Items from a data source

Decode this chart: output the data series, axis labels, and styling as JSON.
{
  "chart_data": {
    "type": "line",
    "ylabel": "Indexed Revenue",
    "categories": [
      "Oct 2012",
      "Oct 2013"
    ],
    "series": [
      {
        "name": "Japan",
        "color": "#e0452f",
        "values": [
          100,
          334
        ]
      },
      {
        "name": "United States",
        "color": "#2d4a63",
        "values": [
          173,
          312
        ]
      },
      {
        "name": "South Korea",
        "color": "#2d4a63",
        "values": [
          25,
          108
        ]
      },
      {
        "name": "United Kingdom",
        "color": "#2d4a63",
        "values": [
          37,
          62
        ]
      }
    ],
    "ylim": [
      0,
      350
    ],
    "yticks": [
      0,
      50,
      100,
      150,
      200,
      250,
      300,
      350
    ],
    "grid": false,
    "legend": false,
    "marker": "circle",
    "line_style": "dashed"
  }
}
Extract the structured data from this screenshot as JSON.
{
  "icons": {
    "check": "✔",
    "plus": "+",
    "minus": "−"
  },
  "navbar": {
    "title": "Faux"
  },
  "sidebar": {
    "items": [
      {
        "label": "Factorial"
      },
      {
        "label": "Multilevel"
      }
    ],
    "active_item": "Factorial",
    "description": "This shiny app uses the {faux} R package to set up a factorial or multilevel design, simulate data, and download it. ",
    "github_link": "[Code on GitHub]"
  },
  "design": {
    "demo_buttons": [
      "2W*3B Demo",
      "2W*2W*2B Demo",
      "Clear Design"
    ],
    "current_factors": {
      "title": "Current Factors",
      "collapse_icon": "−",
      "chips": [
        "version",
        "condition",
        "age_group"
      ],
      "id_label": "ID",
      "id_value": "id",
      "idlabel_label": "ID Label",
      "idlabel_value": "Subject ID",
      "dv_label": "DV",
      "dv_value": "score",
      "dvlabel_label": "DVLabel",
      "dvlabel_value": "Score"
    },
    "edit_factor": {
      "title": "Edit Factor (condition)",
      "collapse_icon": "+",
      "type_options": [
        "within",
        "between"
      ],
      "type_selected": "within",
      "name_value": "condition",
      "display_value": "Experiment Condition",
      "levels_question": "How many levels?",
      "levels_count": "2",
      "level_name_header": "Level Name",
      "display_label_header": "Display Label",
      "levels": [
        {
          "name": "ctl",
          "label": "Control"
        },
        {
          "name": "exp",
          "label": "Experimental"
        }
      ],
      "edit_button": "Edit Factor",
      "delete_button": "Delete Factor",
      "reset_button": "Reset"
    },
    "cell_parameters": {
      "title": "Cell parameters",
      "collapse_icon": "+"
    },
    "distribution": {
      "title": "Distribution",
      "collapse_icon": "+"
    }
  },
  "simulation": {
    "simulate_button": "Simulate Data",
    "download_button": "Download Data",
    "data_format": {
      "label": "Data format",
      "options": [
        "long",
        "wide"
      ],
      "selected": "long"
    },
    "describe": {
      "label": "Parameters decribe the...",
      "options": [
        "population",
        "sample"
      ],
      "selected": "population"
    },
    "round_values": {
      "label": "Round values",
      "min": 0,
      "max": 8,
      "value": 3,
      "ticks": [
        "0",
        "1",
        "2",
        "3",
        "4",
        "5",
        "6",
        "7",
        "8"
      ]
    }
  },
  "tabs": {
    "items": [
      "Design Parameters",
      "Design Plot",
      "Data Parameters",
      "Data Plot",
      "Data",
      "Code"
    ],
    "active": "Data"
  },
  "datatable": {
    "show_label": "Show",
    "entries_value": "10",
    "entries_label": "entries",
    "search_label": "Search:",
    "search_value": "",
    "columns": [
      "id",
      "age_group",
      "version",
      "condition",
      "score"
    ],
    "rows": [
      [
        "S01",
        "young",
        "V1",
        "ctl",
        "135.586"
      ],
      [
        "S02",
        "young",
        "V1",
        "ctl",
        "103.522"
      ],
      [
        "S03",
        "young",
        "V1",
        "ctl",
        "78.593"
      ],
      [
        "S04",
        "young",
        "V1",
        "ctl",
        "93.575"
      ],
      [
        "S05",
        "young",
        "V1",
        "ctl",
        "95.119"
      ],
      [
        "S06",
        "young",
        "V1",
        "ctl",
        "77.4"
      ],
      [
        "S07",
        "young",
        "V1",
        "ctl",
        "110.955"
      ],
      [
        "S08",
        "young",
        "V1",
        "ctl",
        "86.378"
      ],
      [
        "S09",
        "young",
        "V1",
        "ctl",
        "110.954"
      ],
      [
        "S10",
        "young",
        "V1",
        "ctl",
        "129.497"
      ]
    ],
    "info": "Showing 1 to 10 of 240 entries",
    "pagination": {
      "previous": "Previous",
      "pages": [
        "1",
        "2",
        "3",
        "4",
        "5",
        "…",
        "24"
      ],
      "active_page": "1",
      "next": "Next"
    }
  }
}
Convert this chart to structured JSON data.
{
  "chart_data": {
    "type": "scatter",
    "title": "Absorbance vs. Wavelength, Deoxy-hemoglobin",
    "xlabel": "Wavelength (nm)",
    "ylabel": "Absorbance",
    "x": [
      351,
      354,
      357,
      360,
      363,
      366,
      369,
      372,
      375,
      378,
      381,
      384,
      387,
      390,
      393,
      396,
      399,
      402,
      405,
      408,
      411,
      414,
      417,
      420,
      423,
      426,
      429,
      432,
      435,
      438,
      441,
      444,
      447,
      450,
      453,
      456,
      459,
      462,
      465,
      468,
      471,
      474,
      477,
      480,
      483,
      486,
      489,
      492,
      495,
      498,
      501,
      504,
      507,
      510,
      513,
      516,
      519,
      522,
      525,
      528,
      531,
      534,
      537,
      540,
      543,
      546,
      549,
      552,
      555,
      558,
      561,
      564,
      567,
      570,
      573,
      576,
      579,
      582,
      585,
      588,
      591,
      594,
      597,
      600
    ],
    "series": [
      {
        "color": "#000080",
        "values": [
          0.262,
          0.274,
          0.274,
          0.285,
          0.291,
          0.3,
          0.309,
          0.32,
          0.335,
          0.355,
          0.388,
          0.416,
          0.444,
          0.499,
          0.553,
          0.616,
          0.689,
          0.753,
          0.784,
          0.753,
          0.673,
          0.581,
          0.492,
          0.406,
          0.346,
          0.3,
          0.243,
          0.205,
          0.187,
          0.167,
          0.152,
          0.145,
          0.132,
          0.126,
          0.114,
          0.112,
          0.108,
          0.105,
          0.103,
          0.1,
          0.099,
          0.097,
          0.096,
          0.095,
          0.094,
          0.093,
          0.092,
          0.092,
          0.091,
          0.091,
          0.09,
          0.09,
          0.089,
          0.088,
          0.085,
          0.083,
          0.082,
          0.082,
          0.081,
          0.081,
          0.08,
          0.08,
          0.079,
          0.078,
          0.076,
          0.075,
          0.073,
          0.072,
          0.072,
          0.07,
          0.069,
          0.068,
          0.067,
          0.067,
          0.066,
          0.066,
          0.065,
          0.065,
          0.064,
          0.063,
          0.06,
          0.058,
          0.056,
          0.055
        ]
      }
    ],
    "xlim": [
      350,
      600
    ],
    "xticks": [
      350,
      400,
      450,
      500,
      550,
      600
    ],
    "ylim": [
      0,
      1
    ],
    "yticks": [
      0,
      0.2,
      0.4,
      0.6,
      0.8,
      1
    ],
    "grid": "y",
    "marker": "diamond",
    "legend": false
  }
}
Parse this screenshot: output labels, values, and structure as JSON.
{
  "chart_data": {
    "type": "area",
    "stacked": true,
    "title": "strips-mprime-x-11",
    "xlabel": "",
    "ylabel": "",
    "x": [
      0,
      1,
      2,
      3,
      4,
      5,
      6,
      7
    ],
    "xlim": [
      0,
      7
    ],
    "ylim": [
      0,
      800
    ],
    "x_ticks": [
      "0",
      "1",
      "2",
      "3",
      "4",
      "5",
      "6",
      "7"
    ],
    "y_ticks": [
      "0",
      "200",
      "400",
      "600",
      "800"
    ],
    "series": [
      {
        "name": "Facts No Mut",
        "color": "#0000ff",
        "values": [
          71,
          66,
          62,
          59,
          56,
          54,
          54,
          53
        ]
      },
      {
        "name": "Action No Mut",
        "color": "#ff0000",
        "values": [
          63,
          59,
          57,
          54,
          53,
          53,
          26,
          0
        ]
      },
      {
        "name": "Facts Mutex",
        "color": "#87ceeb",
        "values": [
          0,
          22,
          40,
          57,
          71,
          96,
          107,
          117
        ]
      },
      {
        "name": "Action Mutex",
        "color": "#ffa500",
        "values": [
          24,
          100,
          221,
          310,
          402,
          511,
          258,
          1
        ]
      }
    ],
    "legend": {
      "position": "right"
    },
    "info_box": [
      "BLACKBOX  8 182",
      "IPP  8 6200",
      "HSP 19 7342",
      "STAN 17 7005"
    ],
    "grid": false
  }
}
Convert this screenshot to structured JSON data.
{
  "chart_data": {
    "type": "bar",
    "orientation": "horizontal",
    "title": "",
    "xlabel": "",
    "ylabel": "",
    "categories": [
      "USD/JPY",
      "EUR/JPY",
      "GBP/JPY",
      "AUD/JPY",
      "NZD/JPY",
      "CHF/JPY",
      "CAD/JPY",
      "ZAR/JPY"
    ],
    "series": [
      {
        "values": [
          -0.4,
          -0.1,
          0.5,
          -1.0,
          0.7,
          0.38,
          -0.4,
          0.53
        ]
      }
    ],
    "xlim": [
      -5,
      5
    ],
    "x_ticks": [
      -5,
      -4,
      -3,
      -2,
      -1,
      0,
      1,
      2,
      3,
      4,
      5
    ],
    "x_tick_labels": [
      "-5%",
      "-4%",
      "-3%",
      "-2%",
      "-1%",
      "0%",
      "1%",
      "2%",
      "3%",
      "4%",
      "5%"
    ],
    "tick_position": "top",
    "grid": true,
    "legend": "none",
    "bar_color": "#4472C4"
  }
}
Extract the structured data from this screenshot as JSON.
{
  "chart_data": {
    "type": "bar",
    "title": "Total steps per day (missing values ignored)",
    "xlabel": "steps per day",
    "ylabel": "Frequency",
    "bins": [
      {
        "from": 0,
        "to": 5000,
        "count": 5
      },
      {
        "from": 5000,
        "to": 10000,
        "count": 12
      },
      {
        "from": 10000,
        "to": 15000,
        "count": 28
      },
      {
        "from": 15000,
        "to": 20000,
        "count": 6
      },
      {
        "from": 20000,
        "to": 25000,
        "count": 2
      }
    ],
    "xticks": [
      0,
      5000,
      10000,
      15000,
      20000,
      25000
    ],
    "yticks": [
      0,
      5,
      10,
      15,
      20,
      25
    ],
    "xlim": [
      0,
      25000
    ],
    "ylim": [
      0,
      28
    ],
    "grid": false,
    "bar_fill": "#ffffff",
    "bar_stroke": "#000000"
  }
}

*Aim*. Scan the entries above and work out how many lines include the word "grid"; the reply is that number alone.

*Exercise solution*. 5